**To do**. Please print every line of the entries below word for word, leaving out the pictures.

Extracted records:
———
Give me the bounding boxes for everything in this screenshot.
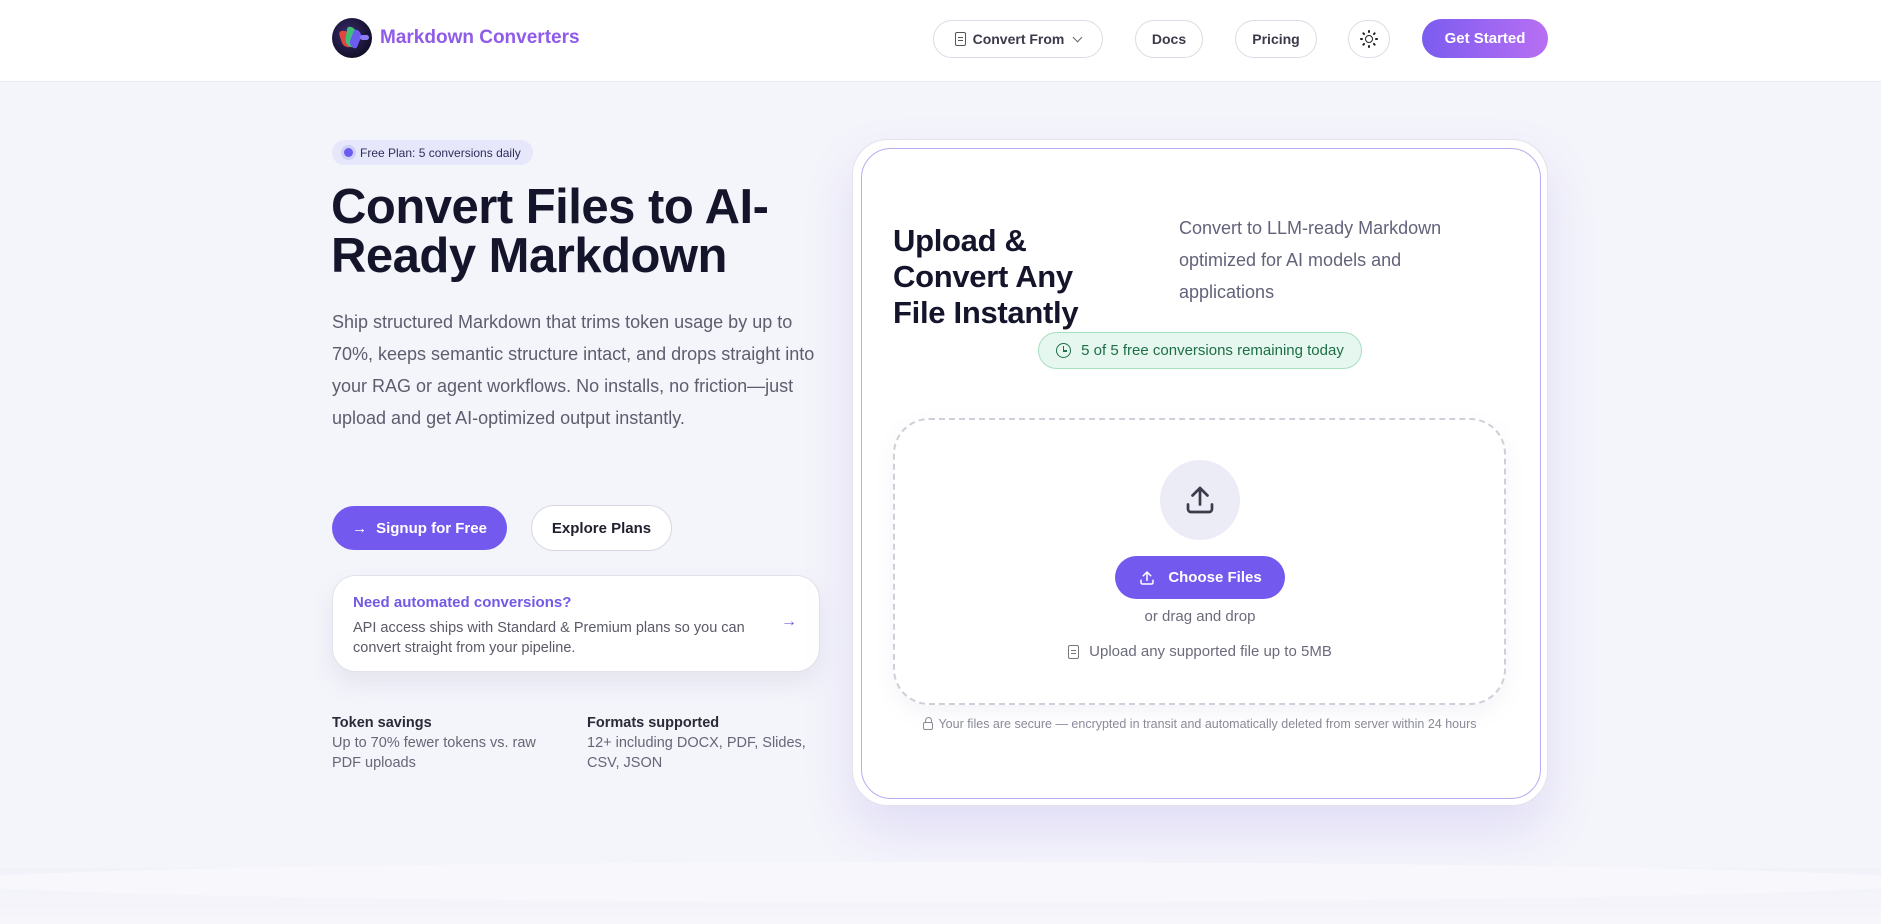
document-icon <box>1068 644 1080 659</box>
drag-drop-hint: or drag and drop <box>1144 608 1256 625</box>
security-note-text: Your files are secure — encrypted in tra… <box>938 717 1477 731</box>
stat-token-savings: Token savings Up to 70% fewer tokens vs.… <box>332 713 562 773</box>
conversions-remaining-badge: 5 of 5 free conversions remaining today <box>1038 332 1362 369</box>
api-card-text: API access ships with Standard & Premium… <box>353 620 745 656</box>
file-size-label: Upload any supported file up to 5MB <box>1089 643 1332 660</box>
theme-toggle-button[interactable] <box>1348 20 1390 58</box>
upload-title: Upload & Convert Any File Instantly <box>893 223 1079 330</box>
remaining-label: 5 of 5 free conversions remaining today <box>1081 342 1344 359</box>
api-info-card[interactable]: Need automated conversions? API access s… <box>332 575 820 672</box>
logo-icon <box>332 18 372 58</box>
api-card-title: Need automated conversions? <box>353 594 572 611</box>
sun-icon <box>1360 30 1378 48</box>
stat-title: Token savings <box>332 715 432 731</box>
brand-name: Markdown Converters <box>380 27 580 48</box>
stat-text: Up to 70% fewer tokens vs. raw PDF uploa… <box>332 735 536 771</box>
signup-label: Signup for Free <box>376 519 487 537</box>
choose-files-button[interactable]: Choose Files <box>1115 556 1285 599</box>
upload-icon-circle <box>1160 460 1240 540</box>
hero-description: Ship structured Markdown that trims toke… <box>332 312 815 428</box>
stat-formats-supported: Formats supported 12+ including DOCX, PD… <box>587 713 817 773</box>
convert-from-dropdown[interactable]: Convert From <box>933 20 1103 58</box>
section-divider <box>0 862 1881 924</box>
clock-icon <box>1056 343 1072 358</box>
arrow-right-icon: → <box>781 613 797 630</box>
convert-from-label: Convert From <box>972 31 1065 47</box>
hero-title: Convert Files to AI-Ready Markdown <box>331 180 769 283</box>
free-plan-badge: Free Plan: 5 conversions daily <box>332 140 533 165</box>
explore-plans-button[interactable]: Explore Plans <box>531 505 672 551</box>
lock-icon <box>923 717 934 730</box>
pricing-link[interactable]: Pricing <box>1235 20 1317 58</box>
status-dot-icon <box>344 148 353 157</box>
stat-title: Formats supported <box>587 715 720 731</box>
upload-icon <box>1140 570 1155 585</box>
upload-icon <box>1186 486 1214 514</box>
badge-label: Free Plan: 5 conversions daily <box>360 145 521 160</box>
upload-description: Convert to LLM-ready Markdown optimized … <box>1179 218 1442 302</box>
document-icon <box>954 32 966 46</box>
docs-link[interactable]: Docs <box>1135 20 1203 58</box>
chevron-down-icon <box>1072 32 1083 42</box>
choose-files-label: Choose Files <box>1168 569 1262 586</box>
file-size-hint: Upload any supported file up to 5MB <box>1030 643 1370 660</box>
signup-button[interactable]: → Signup for Free <box>332 506 507 550</box>
get-started-button[interactable]: Get Started <box>1422 19 1548 58</box>
security-note: Your files are secure — encrypted in tra… <box>880 717 1520 731</box>
brand-logo[interactable]: Markdown Converters <box>332 18 580 58</box>
site-header: Markdown Converters Convert From Docs Pr… <box>0 0 1881 82</box>
arrow-right-icon: → <box>352 519 368 537</box>
stat-text: 12+ including DOCX, PDF, Slides, CSV, JS… <box>587 735 806 771</box>
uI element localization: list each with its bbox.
———
**Output for this task**.
Give me the bounding boxes for everything in this screenshot.
document-icon <box>1068 644 1080 659</box>
drag-drop-hint: or drag and drop <box>1144 608 1256 625</box>
security-note-text: Your files are secure — encrypted in tra… <box>938 717 1477 731</box>
stat-token-savings: Token savings Up to 70% fewer tokens vs.… <box>332 713 562 773</box>
conversions-remaining-badge: 5 of 5 free conversions remaining today <box>1038 332 1362 369</box>
api-card-text: API access ships with Standard & Premium… <box>353 620 745 656</box>
file-size-label: Upload any supported file up to 5MB <box>1089 643 1332 660</box>
theme-toggle-button[interactable] <box>1348 20 1390 58</box>
upload-title: Upload & Convert Any File Instantly <box>893 223 1079 330</box>
remaining-label: 5 of 5 free conversions remaining today <box>1081 342 1344 359</box>
api-info-card[interactable]: Need automated conversions? API access s… <box>332 575 820 672</box>
logo-icon <box>332 18 372 58</box>
api-card-title: Need automated conversions? <box>353 594 572 611</box>
sun-icon <box>1360 30 1378 48</box>
stat-title: Token savings <box>332 715 432 731</box>
brand-name: Markdown Converters <box>380 27 580 48</box>
stat-text: Up to 70% fewer tokens vs. raw PDF uploa… <box>332 735 536 771</box>
signup-label: Signup for Free <box>376 519 487 537</box>
choose-files-button[interactable]: Choose Files <box>1115 556 1285 599</box>
upload-icon-circle <box>1160 460 1240 540</box>
hero-description: Ship structured Markdown that trims toke… <box>332 312 815 428</box>
stat-formats-supported: Formats supported 12+ including DOCX, PD… <box>587 713 817 773</box>
convert-from-dropdown[interactable]: Convert From <box>933 20 1103 58</box>
section-divider <box>0 862 1881 924</box>
clock-icon <box>1056 343 1072 358</box>
arrow-right-icon: → <box>781 613 797 630</box>
convert-from-label: Convert From <box>972 31 1065 47</box>
hero-title: Convert Files to AI-Ready Markdown <box>331 180 769 283</box>
free-plan-badge: Free Plan: 5 conversions daily <box>332 140 533 165</box>
explore-plans-button[interactable]: Explore Plans <box>531 505 672 551</box>
lock-icon <box>923 717 934 730</box>
pricing-link[interactable]: Pricing <box>1235 20 1317 58</box>
status-dot-icon <box>344 148 353 157</box>
stat-title: Formats supported <box>587 715 720 731</box>
upload-icon <box>1140 570 1155 585</box>
upload-icon <box>1186 486 1214 514</box>
badge-label: Free Plan: 5 conversions daily <box>360 145 521 160</box>
upload-description: Convert to LLM-ready Markdown optimized … <box>1179 218 1442 302</box>
document-icon <box>954 32 966 46</box>
docs-link[interactable]: Docs <box>1135 20 1203 58</box>
chevron-down-icon <box>1072 32 1083 42</box>
choose-files-label: Choose Files <box>1168 569 1262 586</box>
file-size-hint: Upload any supported file up to 5MB <box>1030 643 1370 660</box>
signup-button[interactable]: → Signup for Free <box>332 506 507 550</box>
get-started-button[interactable]: Get Started <box>1422 19 1548 58</box>
security-note: Your files are secure — encrypted in tra… <box>880 717 1520 731</box>
brand-logo[interactable]: Markdown Converters <box>332 18 580 58</box>
site-header: Markdown Converters Convert From Docs Pr… <box>0 0 1881 82</box>
arrow-right-icon: → <box>352 519 368 537</box>
stat-text: 12+ including DOCX, PDF, Slides, CSV, JS… <box>587 735 806 771</box>
uI element localization: list each with its bbox.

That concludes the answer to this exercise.